**WHAT YOU ARE ASKED TO DO**. How many of these lines hold the string "morgigen"? Answer with the number only.

**INFORMATION PROVIDED**.

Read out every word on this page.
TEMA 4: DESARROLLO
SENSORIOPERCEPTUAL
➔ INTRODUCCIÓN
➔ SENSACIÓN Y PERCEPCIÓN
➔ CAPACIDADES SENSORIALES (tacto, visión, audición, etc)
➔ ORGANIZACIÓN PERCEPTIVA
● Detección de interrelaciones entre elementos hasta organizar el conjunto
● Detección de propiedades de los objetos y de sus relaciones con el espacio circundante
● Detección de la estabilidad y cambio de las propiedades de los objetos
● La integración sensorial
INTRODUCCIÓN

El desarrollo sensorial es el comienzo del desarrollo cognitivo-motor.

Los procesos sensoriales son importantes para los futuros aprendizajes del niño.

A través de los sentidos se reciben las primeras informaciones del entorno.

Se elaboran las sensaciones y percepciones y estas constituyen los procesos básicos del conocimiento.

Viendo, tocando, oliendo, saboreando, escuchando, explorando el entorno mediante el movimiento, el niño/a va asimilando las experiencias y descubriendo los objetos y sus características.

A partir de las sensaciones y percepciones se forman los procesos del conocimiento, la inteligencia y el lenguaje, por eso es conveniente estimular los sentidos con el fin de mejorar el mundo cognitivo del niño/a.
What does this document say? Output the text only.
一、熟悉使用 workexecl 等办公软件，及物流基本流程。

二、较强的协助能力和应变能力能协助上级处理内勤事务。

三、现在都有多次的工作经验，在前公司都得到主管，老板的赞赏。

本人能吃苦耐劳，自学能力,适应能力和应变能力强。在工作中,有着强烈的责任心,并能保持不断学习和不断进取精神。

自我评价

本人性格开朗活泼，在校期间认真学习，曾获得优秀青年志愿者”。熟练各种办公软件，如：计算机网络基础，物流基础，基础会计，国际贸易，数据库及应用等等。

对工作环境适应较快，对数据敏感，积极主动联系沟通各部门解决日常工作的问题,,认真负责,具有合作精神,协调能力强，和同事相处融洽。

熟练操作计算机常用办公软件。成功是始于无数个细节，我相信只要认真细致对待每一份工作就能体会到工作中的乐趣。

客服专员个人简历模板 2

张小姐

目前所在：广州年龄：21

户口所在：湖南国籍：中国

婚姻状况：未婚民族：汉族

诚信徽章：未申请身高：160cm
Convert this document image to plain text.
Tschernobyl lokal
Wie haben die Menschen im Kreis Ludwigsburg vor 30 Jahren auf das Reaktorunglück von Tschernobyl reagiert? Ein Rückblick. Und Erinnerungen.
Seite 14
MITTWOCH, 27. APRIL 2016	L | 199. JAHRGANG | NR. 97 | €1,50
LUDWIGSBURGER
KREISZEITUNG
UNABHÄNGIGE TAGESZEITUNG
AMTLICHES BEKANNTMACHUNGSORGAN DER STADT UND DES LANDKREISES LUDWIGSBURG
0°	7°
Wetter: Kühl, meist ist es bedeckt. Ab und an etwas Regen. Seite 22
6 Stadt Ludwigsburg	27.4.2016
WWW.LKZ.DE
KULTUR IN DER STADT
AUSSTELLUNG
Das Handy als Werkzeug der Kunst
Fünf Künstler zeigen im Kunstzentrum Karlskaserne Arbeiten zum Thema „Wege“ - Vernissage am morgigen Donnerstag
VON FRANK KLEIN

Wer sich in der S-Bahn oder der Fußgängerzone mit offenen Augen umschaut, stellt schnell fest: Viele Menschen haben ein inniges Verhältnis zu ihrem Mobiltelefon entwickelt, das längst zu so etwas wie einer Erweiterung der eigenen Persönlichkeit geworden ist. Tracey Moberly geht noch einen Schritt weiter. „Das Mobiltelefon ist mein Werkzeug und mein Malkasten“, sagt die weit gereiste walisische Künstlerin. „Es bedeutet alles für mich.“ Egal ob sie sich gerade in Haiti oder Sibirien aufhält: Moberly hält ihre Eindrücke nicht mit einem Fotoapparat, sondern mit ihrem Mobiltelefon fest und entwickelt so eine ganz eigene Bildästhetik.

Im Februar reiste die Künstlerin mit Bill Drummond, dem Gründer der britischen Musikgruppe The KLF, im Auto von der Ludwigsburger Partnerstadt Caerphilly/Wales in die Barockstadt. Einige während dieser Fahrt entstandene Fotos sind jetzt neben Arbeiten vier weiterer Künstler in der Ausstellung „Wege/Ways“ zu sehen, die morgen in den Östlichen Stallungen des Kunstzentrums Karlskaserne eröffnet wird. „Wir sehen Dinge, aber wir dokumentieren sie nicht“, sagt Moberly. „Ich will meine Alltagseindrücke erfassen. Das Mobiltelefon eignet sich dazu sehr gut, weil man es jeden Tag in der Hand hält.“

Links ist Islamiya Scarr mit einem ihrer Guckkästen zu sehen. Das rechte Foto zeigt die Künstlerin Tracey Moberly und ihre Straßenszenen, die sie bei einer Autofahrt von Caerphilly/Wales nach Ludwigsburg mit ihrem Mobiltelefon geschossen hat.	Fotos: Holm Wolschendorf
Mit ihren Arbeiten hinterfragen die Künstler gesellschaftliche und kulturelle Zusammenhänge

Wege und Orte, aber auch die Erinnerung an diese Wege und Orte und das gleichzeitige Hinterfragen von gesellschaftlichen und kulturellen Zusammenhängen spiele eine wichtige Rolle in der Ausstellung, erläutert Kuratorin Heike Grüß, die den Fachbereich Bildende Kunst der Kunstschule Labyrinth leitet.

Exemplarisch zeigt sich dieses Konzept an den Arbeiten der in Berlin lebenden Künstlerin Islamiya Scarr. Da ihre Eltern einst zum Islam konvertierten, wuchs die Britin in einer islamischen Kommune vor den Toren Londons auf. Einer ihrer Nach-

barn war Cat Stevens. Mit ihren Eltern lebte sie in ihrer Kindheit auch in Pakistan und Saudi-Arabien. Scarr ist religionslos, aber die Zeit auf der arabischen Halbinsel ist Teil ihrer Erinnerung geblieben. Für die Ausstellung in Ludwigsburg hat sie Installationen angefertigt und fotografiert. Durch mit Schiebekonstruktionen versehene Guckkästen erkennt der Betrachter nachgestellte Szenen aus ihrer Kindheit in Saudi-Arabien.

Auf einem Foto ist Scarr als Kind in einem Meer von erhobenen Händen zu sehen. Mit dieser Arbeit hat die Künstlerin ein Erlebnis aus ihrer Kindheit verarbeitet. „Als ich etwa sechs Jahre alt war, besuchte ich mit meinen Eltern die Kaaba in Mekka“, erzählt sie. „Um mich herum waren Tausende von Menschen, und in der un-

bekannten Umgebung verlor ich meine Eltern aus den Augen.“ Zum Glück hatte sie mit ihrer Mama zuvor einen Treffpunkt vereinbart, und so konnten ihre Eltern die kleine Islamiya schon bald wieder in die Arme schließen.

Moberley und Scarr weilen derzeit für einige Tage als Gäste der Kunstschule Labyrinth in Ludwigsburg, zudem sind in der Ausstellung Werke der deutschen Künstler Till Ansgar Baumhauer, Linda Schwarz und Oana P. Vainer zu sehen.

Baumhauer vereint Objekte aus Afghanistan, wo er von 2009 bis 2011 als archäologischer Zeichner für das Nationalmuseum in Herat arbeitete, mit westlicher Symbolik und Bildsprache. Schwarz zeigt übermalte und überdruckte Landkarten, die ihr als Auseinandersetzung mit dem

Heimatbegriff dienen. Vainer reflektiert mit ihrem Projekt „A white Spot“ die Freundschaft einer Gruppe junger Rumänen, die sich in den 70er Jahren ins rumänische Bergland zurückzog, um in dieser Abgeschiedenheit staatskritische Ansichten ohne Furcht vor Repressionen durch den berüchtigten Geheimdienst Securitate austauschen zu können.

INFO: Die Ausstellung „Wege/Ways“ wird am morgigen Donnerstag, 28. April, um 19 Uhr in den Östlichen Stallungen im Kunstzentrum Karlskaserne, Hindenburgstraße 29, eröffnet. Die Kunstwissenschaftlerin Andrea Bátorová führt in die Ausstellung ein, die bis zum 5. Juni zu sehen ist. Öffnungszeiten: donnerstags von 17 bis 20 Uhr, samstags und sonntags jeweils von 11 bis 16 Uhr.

**FULL SOLUTION**. 2